------ Entries supplied ------

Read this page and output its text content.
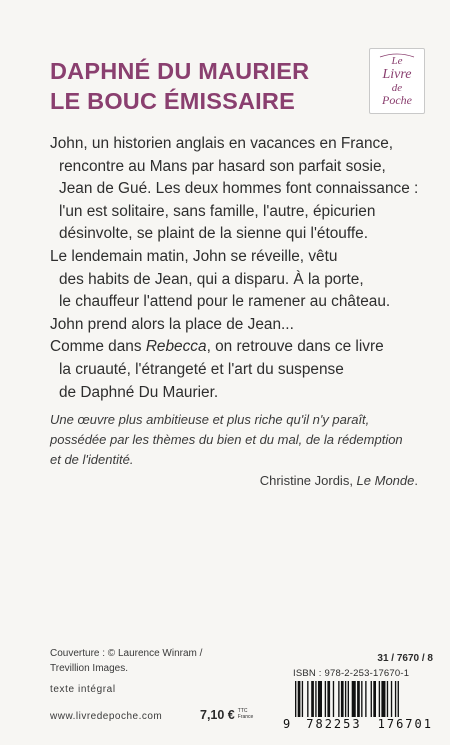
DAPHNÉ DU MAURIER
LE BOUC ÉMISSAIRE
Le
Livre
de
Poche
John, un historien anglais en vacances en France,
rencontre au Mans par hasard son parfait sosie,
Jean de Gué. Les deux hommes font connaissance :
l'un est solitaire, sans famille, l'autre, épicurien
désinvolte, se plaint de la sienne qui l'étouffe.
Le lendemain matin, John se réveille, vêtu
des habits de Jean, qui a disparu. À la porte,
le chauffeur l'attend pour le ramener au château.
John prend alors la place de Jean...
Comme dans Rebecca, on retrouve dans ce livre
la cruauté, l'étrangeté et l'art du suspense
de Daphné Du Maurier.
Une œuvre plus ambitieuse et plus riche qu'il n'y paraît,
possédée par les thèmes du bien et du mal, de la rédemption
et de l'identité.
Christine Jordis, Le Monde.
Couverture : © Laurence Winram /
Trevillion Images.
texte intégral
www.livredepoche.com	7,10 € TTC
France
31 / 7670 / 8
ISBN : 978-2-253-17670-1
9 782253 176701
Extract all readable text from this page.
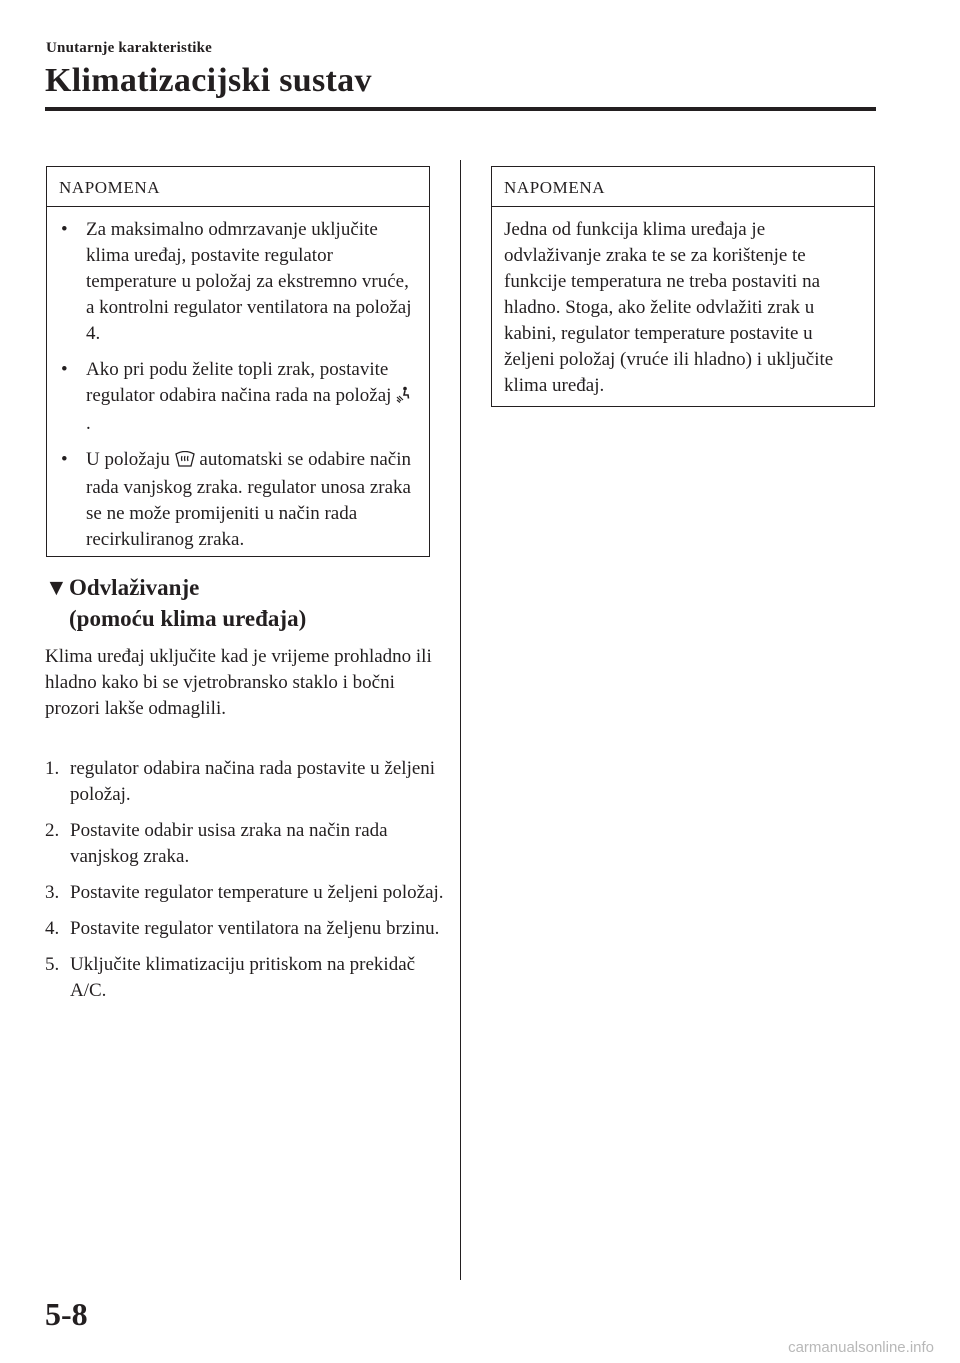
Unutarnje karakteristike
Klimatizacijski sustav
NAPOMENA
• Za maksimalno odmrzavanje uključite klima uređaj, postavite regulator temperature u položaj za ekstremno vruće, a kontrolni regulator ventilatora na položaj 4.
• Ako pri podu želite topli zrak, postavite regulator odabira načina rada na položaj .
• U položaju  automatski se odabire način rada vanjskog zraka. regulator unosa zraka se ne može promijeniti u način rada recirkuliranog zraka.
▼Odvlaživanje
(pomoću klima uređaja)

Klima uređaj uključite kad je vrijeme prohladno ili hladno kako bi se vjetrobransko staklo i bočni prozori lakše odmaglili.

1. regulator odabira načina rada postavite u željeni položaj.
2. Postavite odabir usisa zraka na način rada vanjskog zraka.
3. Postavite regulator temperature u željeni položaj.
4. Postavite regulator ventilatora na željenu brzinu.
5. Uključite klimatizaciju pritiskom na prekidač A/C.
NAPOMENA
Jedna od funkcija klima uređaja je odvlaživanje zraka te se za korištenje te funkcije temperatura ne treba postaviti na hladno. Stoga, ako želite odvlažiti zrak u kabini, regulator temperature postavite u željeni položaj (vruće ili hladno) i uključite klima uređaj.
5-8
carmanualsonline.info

------
------ Entries supplied ------

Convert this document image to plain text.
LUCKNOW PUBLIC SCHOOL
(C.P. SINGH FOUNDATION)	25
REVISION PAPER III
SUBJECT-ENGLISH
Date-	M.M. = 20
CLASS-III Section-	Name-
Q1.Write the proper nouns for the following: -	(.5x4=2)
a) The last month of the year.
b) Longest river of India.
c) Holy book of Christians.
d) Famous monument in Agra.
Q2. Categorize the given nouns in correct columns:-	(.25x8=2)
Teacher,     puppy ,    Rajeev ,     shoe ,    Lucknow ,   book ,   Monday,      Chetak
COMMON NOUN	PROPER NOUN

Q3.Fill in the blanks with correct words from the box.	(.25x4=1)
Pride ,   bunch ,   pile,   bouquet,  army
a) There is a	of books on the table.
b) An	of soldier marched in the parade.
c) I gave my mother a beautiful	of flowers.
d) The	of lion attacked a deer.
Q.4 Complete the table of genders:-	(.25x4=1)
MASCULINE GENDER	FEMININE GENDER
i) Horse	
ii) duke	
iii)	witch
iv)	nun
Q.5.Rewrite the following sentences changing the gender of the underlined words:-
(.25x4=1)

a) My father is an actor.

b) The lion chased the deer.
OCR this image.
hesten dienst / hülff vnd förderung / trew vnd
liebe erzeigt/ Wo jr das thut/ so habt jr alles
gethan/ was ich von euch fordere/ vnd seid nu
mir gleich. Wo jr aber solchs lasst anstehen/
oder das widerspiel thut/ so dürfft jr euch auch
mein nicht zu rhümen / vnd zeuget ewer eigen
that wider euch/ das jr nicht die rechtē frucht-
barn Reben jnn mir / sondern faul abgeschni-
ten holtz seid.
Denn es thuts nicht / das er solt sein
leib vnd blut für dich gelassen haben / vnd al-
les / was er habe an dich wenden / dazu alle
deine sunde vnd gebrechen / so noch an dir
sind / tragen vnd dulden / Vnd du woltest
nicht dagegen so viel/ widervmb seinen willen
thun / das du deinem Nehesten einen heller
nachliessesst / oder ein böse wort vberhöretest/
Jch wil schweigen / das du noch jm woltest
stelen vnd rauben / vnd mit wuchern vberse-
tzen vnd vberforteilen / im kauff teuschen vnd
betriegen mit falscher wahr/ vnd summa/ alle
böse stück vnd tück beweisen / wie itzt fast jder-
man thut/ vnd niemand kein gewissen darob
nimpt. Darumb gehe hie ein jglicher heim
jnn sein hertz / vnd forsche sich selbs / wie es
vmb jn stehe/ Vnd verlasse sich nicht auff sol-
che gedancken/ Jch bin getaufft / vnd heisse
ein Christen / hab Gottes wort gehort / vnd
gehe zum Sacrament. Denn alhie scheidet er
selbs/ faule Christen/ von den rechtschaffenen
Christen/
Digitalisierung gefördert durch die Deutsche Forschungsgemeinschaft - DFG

------
------ Entries supplied ------

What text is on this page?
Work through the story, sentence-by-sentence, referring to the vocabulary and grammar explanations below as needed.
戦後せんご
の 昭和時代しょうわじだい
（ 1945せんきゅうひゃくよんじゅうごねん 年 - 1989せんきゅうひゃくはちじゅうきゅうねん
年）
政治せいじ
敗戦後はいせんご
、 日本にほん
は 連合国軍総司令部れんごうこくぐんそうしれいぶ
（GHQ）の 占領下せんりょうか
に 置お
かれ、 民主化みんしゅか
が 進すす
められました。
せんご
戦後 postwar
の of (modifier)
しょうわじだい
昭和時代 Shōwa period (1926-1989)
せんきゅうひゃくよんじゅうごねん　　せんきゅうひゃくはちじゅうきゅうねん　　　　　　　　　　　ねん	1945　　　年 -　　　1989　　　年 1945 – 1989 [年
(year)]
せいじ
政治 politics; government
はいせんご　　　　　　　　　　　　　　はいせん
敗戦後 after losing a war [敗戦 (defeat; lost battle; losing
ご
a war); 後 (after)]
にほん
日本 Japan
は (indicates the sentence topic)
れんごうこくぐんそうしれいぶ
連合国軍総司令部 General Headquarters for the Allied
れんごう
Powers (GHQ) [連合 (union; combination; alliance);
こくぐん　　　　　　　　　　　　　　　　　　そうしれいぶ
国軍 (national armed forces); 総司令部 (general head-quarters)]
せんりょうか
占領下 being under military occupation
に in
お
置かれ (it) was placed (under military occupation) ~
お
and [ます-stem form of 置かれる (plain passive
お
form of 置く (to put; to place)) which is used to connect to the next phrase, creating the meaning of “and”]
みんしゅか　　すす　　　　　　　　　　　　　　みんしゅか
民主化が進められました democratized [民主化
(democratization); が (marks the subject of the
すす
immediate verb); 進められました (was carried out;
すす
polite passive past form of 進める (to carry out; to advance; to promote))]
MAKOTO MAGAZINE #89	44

------

Pick out all lines from the data above in which the word "form" appears.

and [ます-stem form of 置かれる (plain passive
form of 置く (to put; to place)) which is used to connect to the next phrase, creating the meaning of “and”]
polite passive past form of 進める (to carry out; to advance; to promote))]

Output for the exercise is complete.